- Instructions to follow -
Repeat each line exactly as it is written.

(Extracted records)
* * * * *

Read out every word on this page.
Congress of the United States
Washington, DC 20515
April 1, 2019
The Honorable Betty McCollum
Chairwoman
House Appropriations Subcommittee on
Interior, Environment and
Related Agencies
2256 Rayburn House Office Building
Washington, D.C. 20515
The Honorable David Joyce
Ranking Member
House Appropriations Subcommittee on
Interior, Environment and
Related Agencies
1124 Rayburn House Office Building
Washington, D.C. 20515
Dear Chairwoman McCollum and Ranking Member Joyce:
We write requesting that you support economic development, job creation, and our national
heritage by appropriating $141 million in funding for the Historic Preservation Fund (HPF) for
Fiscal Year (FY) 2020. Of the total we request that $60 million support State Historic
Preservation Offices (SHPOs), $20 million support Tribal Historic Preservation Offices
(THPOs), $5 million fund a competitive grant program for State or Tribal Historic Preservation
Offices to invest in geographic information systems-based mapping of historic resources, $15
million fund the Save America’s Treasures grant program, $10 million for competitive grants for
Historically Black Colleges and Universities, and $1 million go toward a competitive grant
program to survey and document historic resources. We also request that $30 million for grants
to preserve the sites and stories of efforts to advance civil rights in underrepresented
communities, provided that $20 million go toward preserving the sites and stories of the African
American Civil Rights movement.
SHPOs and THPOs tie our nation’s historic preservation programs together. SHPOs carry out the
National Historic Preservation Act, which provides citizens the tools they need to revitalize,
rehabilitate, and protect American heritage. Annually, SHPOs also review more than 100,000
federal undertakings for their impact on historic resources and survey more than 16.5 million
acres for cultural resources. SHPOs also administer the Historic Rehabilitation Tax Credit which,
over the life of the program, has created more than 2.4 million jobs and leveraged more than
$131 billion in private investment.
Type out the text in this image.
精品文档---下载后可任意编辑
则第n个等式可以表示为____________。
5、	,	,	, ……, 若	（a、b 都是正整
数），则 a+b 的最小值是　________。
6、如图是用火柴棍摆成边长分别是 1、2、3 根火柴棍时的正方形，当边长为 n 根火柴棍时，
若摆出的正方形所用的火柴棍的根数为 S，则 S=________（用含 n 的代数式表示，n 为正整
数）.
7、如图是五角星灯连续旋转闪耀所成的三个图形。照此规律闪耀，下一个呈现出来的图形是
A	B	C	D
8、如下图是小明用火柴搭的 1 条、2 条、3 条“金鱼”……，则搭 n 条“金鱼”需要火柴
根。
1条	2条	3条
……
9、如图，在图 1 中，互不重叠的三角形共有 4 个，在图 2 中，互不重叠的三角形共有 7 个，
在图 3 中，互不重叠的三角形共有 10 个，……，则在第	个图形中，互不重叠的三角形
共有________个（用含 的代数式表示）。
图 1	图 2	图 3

* * * * *

- Solution below -
Read out every word on this page.
Congress of the United States
Washington, DC 20515
April 1, 2019
The Honorable Betty McCollum
Chairwoman
House Appropriations Subcommittee on
Interior, Environment and
Related Agencies
2256 Rayburn House Office Building
Washington, D.C. 20515
The Honorable David Joyce
Ranking Member
House Appropriations Subcommittee on
Interior, Environment and
Related Agencies
1124 Rayburn House Office Building
Washington, D.C. 20515
Dear Chairwoman McCollum and Ranking Member Joyce:
We write requesting that you support economic development, job creation, and our national
heritage by appropriating $141 million in funding for the Historic Preservation Fund (HPF) for
Fiscal Year (FY) 2020. Of the total we request that $60 million support State Historic
Preservation Offices (SHPOs), $20 million support Tribal Historic Preservation Offices
(THPOs), $5 million fund a competitive grant program for State or Tribal Historic Preservation
Offices to invest in geographic information systems-based mapping of historic resources, $15
million fund the Save America’s Treasures grant program, $10 million for competitive grants for
Historically Black Colleges and Universities, and $1 million go toward a competitive grant
program to survey and document historic resources. We also request that $30 million for grants
to preserve the sites and stories of efforts to advance civil rights in underrepresented
communities, provided that $20 million go toward preserving the sites and stories of the African
American Civil Rights movement.
SHPOs and THPOs tie our nation’s historic preservation programs together. SHPOs carry out the
National Historic Preservation Act, which provides citizens the tools they need to revitalize,
rehabilitate, and protect American heritage. Annually, SHPOs also review more than 100,000
federal undertakings for their impact on historic resources and survey more than 16.5 million
acres for cultural resources. SHPOs also administer the Historic Rehabilitation Tax Credit which,
over the life of the program, has created more than 2.4 million jobs and leveraged more than
$131 billion in private investment.
Type out the text in this image.
精品文档---下载后可任意编辑
则第n个等式可以表示为____________。
5、	,	,	, ……, 若	（a、b 都是正整
数），则 a+b 的最小值是　________。
6、如图是用火柴棍摆成边长分别是 1、2、3 根火柴棍时的正方形，当边长为 n 根火柴棍时，
若摆出的正方形所用的火柴棍的根数为 S，则 S=________（用含 n 的代数式表示，n 为正整
数）.
7、如图是五角星灯连续旋转闪耀所成的三个图形。照此规律闪耀，下一个呈现出来的图形是
A	B	C	D
8、如下图是小明用火柴搭的 1 条、2 条、3 条“金鱼”……，则搭 n 条“金鱼”需要火柴
根。
1条	2条	3条
……
9、如图，在图 1 中，互不重叠的三角形共有 4 个，在图 2 中，互不重叠的三角形共有 7 个，
在图 3 中，互不重叠的三角形共有 10 个，……，则在第	个图形中，互不重叠的三角形
共有________个（用含 的代数式表示）。
图 1	图 2	图 3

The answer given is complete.